**AIM OF THE TASK:** Extract every line where the string "Delete" appears.

**RECORDS SHOWN:**
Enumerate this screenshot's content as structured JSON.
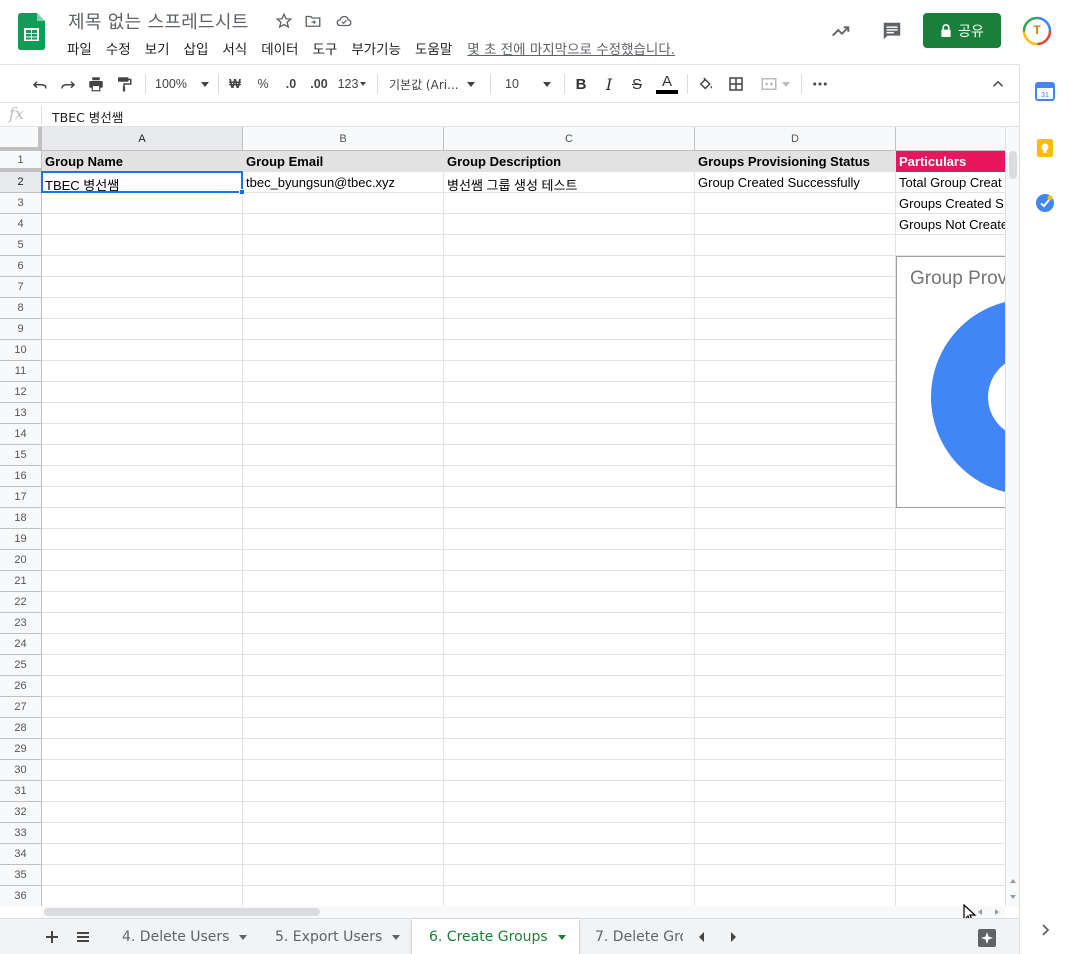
{
  "header": {
    "doc_title": "제목 없는 스프레드시트",
    "menu": [
      "파일",
      "수정",
      "보기",
      "삽입",
      "서식",
      "데이터",
      "도구",
      "부가기능",
      "도움말"
    ],
    "last_edit": "몇 초 전에 마지막으로 수정했습니다.",
    "share_label": "공유",
    "avatar_letter": "T"
  },
  "toolbar": {
    "zoom": "100%",
    "currency": "₩",
    "percent": "%",
    "dec_decrease": ".0",
    "dec_increase": ".00",
    "more_formats": "123",
    "font": "기본값 (Ari...",
    "font_size": "10",
    "bold": "B",
    "italic": "I",
    "strike": "S",
    "text_color": "A"
  },
  "formula_bar": {
    "fx": "fx",
    "value": "TBEC 병선쌤"
  },
  "columns": [
    "A",
    "B",
    "C",
    "D"
  ],
  "rows": [
    "1",
    "2",
    "3",
    "4",
    "5",
    "6",
    "7",
    "8",
    "9",
    "10",
    "11",
    "12",
    "13",
    "14",
    "15",
    "16",
    "17",
    "18",
    "19",
    "20",
    "21",
    "22",
    "23",
    "24",
    "25",
    "26",
    "27",
    "28",
    "29",
    "30",
    "31",
    "32",
    "33",
    "34",
    "35",
    "36"
  ],
  "cells": {
    "A1": "Group Name",
    "B1": "Group Email",
    "C1": "Group Description",
    "D1": "Groups Provisioning Status",
    "E1": "Particulars",
    "A2": "TBEC 병선쌤",
    "B2": "tbec_byungsun@tbec.xyz",
    "C2": "병선쌤 그룹 생성 테스트",
    "D2": "Group Created Successfully",
    "E2": "Total Group Creat",
    "E3": "Groups Created S",
    "E4": "Groups Not Create"
  },
  "chart": {
    "title": "Group Prov",
    "donut_color": "#4285f4"
  },
  "sheet_tabs": [
    {
      "label": "4. Delete Users",
      "active": false
    },
    {
      "label": "5. Export Users",
      "active": false
    },
    {
      "label": "6. Create Groups",
      "active": true
    },
    {
      "label": "7. Delete Gro",
      "active": false
    }
  ],
  "colors": {
    "brand_green": "#188038",
    "header_fill": "#e2e2e2",
    "particulars_fill": "#e8175d",
    "selection": "#1a73e8"
  },
  "icons": {
    "header": [
      "star-icon",
      "move-to-folder-icon",
      "cloud-saved-icon",
      "trending-icon",
      "comment-icon",
      "lock-icon"
    ],
    "toolbar": [
      "undo-icon",
      "redo-icon",
      "print-icon",
      "paint-format-icon",
      "fill-color-icon",
      "borders-icon",
      "merge-cells-icon",
      "more-icon",
      "collapse-icon"
    ],
    "side": [
      "calendar-icon",
      "keep-icon",
      "tasks-icon",
      "expand-panel-icon"
    ],
    "tabs": [
      "add-sheet-icon",
      "all-sheets-icon",
      "scroll-left-icon",
      "scroll-right-icon",
      "explore-icon"
    ]
  }
}
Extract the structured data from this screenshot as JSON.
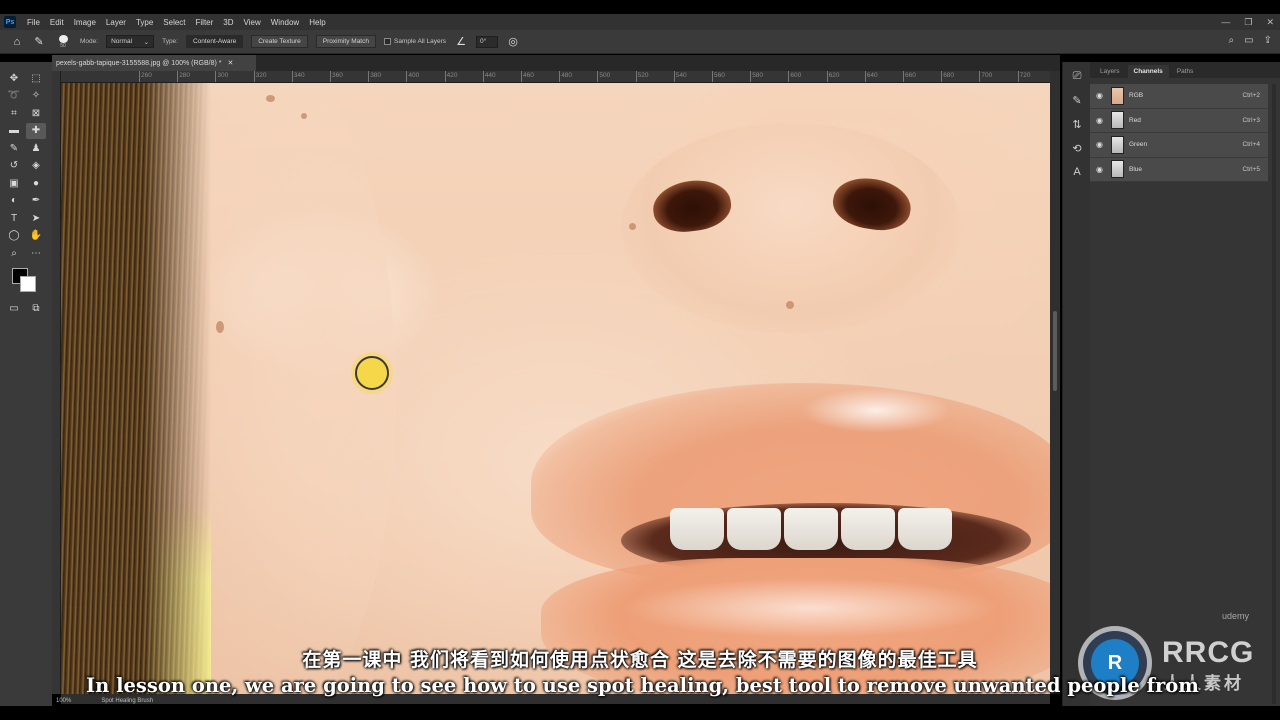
{
  "app": {
    "logo_text": "Ps"
  },
  "menu": [
    "File",
    "Edit",
    "Image",
    "Layer",
    "Type",
    "Select",
    "Filter",
    "3D",
    "View",
    "Window",
    "Help"
  ],
  "window_controls": {
    "minimize": "—",
    "restore": "❐",
    "close": "✕"
  },
  "options_bar": {
    "brush_size": "50",
    "mode_label": "Mode:",
    "mode_value": "Normal",
    "type_label": "Type:",
    "type_buttons": [
      "Content-Aware",
      "Create Texture",
      "Proximity Match"
    ],
    "sample_all_layers": "Sample All Layers",
    "angle_value": "0°"
  },
  "document": {
    "tab_title": "pexels-gabb-tapique-3155588.jpg @ 100% (RGB/8) *",
    "close_glyph": "✕"
  },
  "ruler_top_ticks": [
    "260",
    "280",
    "300",
    "320",
    "340",
    "360",
    "380",
    "400",
    "420",
    "440",
    "460",
    "480",
    "500",
    "520",
    "540",
    "560",
    "580",
    "600",
    "620",
    "640",
    "660",
    "680",
    "700",
    "720"
  ],
  "status": {
    "zoom": "100%",
    "tool_name": "Spot Healing Brush"
  },
  "panel": {
    "tabs": [
      "Layers",
      "Channels",
      "Paths"
    ],
    "active_tab": "Channels",
    "channels": [
      {
        "name": "RGB",
        "shortcut": "Ctrl+2"
      },
      {
        "name": "Red",
        "shortcut": "Ctrl+3"
      },
      {
        "name": "Green",
        "shortcut": "Ctrl+4"
      },
      {
        "name": "Blue",
        "shortcut": "Ctrl+5"
      }
    ]
  },
  "subtitles": {
    "chinese": "在第一课中 我们将看到如何使用点状愈合 这是去除不需要的图像的最佳工具",
    "english": "In lesson one, we are going to see how to use spot healing, best tool to remove unwanted people from"
  },
  "watermark": {
    "brand": "RRCG",
    "sub": "人人素材",
    "udemy": "udemy"
  }
}
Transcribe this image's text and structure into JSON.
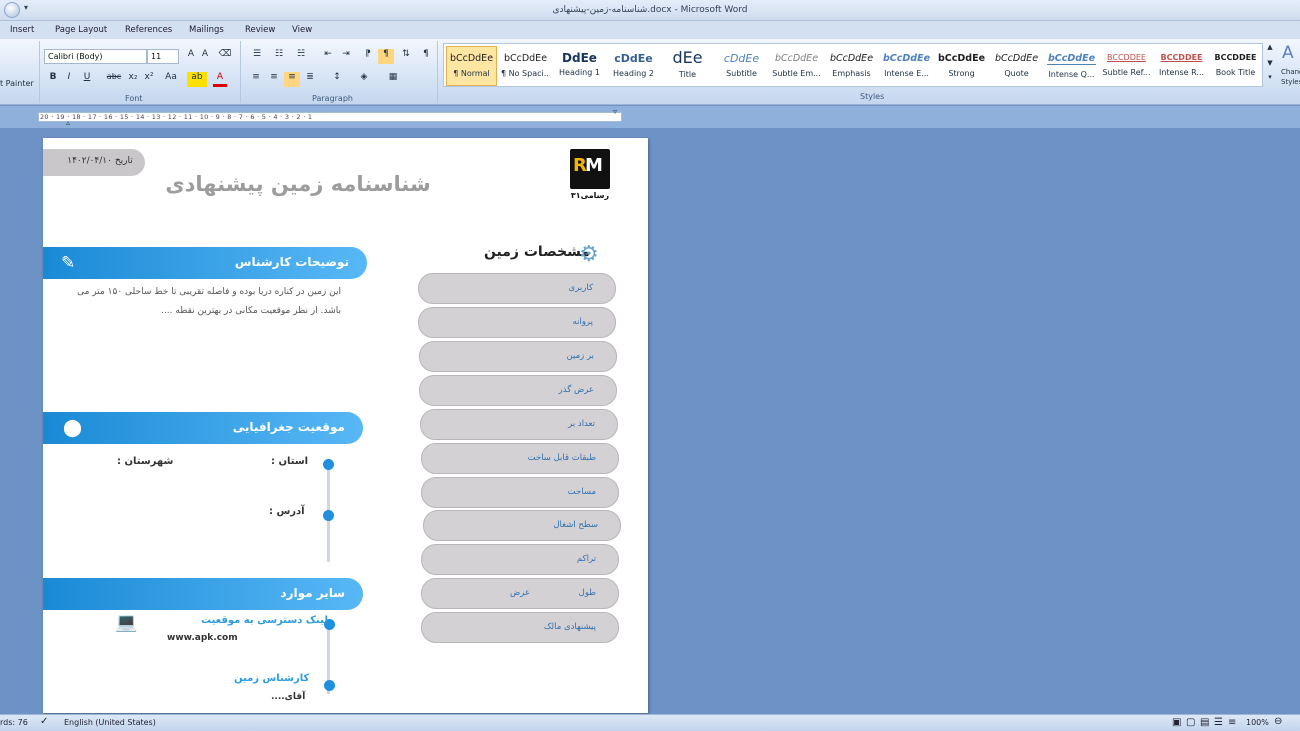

**EXERCISE OUTPUT:**
      "label": "4. Delete Users",
      "label": "7. Delete Gro",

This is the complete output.